THE TASK — Extract the complete listing and output it unchanged.

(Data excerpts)
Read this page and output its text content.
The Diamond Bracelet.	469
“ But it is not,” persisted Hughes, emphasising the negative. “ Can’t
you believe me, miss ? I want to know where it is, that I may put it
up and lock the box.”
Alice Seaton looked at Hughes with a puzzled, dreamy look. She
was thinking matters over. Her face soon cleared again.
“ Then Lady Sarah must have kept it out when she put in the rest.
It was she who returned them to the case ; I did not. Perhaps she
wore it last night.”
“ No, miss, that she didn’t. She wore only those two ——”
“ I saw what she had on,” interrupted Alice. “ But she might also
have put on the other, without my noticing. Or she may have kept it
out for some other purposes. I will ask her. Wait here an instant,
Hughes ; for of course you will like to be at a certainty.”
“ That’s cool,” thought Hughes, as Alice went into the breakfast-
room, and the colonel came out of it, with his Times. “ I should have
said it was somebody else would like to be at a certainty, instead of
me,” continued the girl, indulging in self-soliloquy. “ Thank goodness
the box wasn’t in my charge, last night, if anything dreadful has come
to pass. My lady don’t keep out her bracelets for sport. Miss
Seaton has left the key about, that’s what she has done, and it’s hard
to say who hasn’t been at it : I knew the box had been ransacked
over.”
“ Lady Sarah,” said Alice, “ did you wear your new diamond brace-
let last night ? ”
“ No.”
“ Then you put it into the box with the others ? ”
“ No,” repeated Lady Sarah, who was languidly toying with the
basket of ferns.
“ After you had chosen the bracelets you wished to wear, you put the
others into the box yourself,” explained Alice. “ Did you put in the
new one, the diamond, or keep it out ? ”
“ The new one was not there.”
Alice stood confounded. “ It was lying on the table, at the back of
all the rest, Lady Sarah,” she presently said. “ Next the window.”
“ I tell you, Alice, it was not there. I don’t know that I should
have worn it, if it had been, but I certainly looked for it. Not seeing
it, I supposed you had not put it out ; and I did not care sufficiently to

WRITTEN REPLY —
Read this page and output its text content.
The Diamond Bracelet.	469
“ But it is not,” persisted Hughes, emphasising the negative. “ Can’t
you believe me, miss ? I want to know where it is, that I may put it
up and lock the box.”
Alice Seaton looked at Hughes with a puzzled, dreamy look. She
was thinking matters over. Her face soon cleared again.
“ Then Lady Sarah must have kept it out when she put in the rest.
It was she who returned them to the case ; I did not. Perhaps she
wore it last night.”
“ No, miss, that she didn’t. She wore only those two ——”
“ I saw what she had on,” interrupted Alice. “ But she might also
have put on the other, without my noticing. Or she may have kept it
out for some other purposes. I will ask her. Wait here an instant,
Hughes ; for of course you will like to be at a certainty.”
“ That’s cool,” thought Hughes, as Alice went into the breakfast-
room, and the colonel came out of it, with his Times. “ I should have
said it was somebody else would like to be at a certainty, instead of
me,” continued the girl, indulging in self-soliloquy. “ Thank goodness
the box wasn’t in my charge, last night, if anything dreadful has come
to pass. My lady don’t keep out her bracelets for sport. Miss
Seaton has left the key about, that’s what she has done, and it’s hard
to say who hasn’t been at it : I knew the box had been ransacked
over.”
“ Lady Sarah,” said Alice, “ did you wear your new diamond brace-
let last night ? ”
“ No.”
“ Then you put it into the box with the others ? ”
“ No,” repeated Lady Sarah, who was languidly toying with the
basket of ferns.
“ After you had chosen the bracelets you wished to wear, you put the
others into the box yourself,” explained Alice. “ Did you put in the
new one, the diamond, or keep it out ? ”
“ The new one was not there.”
Alice stood confounded. “ It was lying on the table, at the back of
all the rest, Lady Sarah,” she presently said. “ Next the window.”
“ I tell you, Alice, it was not there. I don’t know that I should
have worn it, if it had been, but I certainly looked for it. Not seeing
it, I supposed you had not put it out ; and I did not care sufficiently to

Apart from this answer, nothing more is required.